===== Text provided =====

Challenging the Maoists to murder her, Banerjee said: “Come on, I want to see how much guts you have. Why do you hide, come on bicycles and then flee after commiting a crime. I am not afraid of your rifles. You can murder my leaders also, but if you kill five of us, five lakh people will be there to fight for the people.”

“Let us come face to face in Jhargram. We won’t take the help of the police, I will be here with my people. Let me see how far you can go,” she added.

Banerjee said the Maoists did not believe in any doctrine. “Those who use supari killers are goons. They believe in neither Marxism nor Maoism. Politics of murder cannot be the product of any ism.”

On her earlier announcement of recruiting 10,000 people from Junglemahal in police and National Volunteer Force, Banerjee said the recruitment process had already started.

She said those who do not get the police jobs, will be enlisted in an employment bank for Jungemahal and would be given employment later depending on their specific skills.

===== Data supplied =====

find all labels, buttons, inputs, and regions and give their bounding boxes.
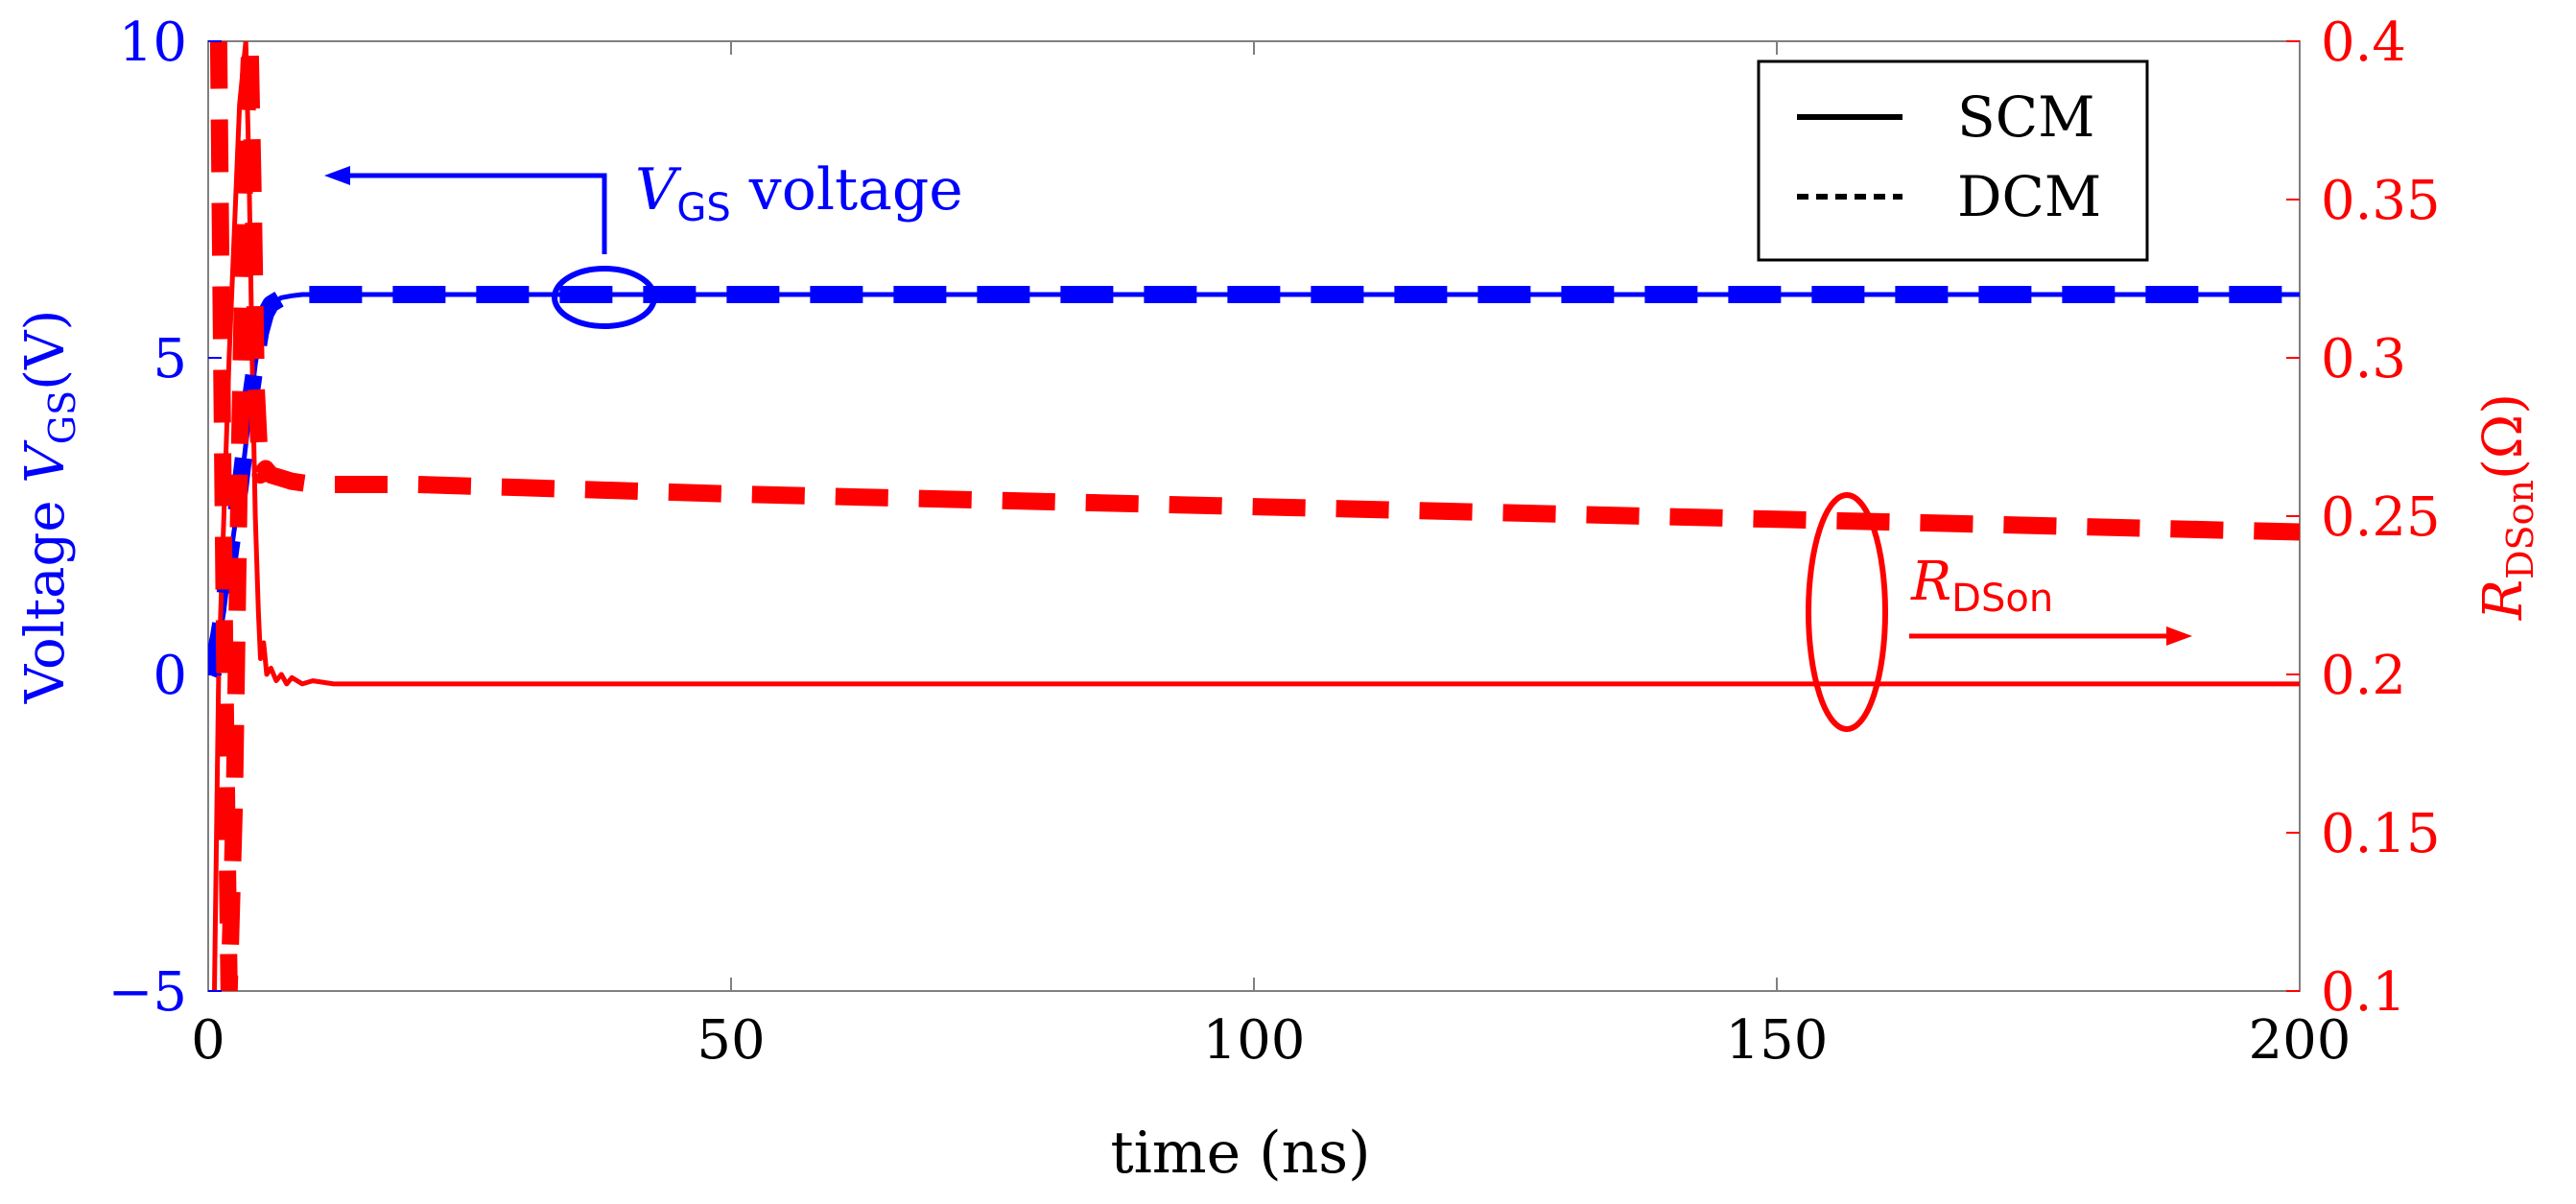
vgs-annotation-leader: [331, 173, 607, 254]
y-right-tick-label: 0.4: [2321, 12, 2406, 74]
y-left-tick-label: 10: [119, 12, 187, 74]
y-left-tick-label: −5: [107, 961, 187, 1024]
y-left-tick-label: 0: [153, 645, 187, 707]
vgs-annotation-label: VGS voltage: [635, 156, 963, 230]
y-right-title-subscript: DSon: [2499, 480, 2541, 579]
rdson-annotation-arrowhead: [2166, 626, 2192, 646]
x-tick-label: 200: [2249, 1009, 2351, 1072]
y-right-tick-label: 0.15: [2321, 803, 2441, 865]
vgs-annotation: VGS voltage: [324, 156, 963, 329]
y-right-tick-label: 0.3: [2321, 328, 2406, 390]
y-left-tick-label: 5: [153, 328, 187, 390]
vgs-annotation-ellipse: [552, 266, 657, 329]
rdson-annotation-symbol: R: [1910, 551, 1951, 613]
y-right-title-symbol: R: [2472, 579, 2535, 621]
vgs-annotation-text: voltage: [731, 156, 963, 224]
y-right-tick-label: 0.35: [2321, 170, 2441, 232]
y-left-title-symbol: V: [14, 439, 77, 484]
y-right-tick-label: 0.2: [2321, 645, 2406, 707]
legend-dcm-label: DCM: [1957, 164, 2101, 229]
vgs-annotation-symbol: V: [635, 156, 682, 224]
y-right-title-suffix: (Ω): [2472, 393, 2535, 480]
rdson-annotation: RDSon: [1806, 492, 2192, 732]
y-axis-right-title: RDSon(Ω): [2472, 393, 2541, 621]
legend-box: [1757, 59, 2149, 262]
y-right-tick-label: 0.25: [2321, 486, 2441, 549]
y-axis-left-title: Voltage VGS(V): [14, 310, 83, 705]
y-left-title-suffix: (V): [14, 310, 77, 390]
y-left-title-subscript: GS: [41, 390, 83, 444]
x-tick-label: 150: [1726, 1009, 1829, 1072]
y-left-title-prefix: Voltage: [14, 484, 77, 705]
vgs-annotation-subscript: GS: [676, 186, 730, 230]
rdson-annotation-ellipse: [1806, 492, 1888, 732]
rdson-annotation-subscript: DSon: [1951, 577, 2053, 621]
x-tick-label: 100: [1203, 1009, 1306, 1072]
x-axis-title: time (ns): [1110, 1120, 1370, 1187]
rdson-annotation-label: RDSon: [1910, 551, 2053, 621]
x-tick-label: 50: [697, 1009, 765, 1072]
series-group: [208, 41, 2300, 991]
vgs-annotation-arrowhead: [324, 166, 350, 185]
y-right-tick-label: 0.1: [2321, 961, 2406, 1024]
x-tick-label: 0: [191, 1009, 225, 1072]
legend: SCM DCM: [1757, 59, 2149, 262]
series-line-rdson-dcm: [209, 41, 2300, 991]
legend-scm-label: SCM: [1957, 84, 2095, 150]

=====

Tasks to perform:
a. Copy out the stretch of the listing from the line containing "vgs-annotation-leader: [331, 173, 607, 254]" through the line containing "rdson-annotation-arrowhead: [2166, 626, 2192, 646]", keeping both of those lines.
b. Write the next part of the Banerjee passage, picking up after its final sentence.
The Banerjee passage and the listing have nothing to do with each other.

Outputs:
a.
vgs-annotation-leader: [331, 173, 607, 254]
y-right-tick-label: 0.4: [2321, 12, 2406, 74]
y-left-tick-label: 10: [119, 12, 187, 74]
y-left-tick-label: −5: [107, 961, 187, 1024]
y-left-tick-label: 0: [153, 645, 187, 707]
vgs-annotation-label: VGS voltage: [635, 156, 963, 230]
y-right-title-subscript: DSon: [2499, 480, 2541, 579]
rdson-annotation-arrowhead: [2166, 626, 2192, 646]

b.
Banerjee, who was on her second visit to Junglemahal (the forested areas in West Midnapore, Bankura and Purulia districts where Maoists are active) since coming to power, laid the foundation of a Rs.170 crore river bridge project over Subarnarekha, a road connecting Netai and Lalgarh and increased the procurement price of kendu leaves to be purchased by the government.

She also announced modernisation project for the stadium, and setting up of four other stadia, and polytechnic college at Ramgarh, 31 girls’ hostels, four new colleges, a large number of drinking water schemes, new tourist lodges, vocational training centres, 20,000 cycles for girls students, two model schools and 5,600 houses for poor people.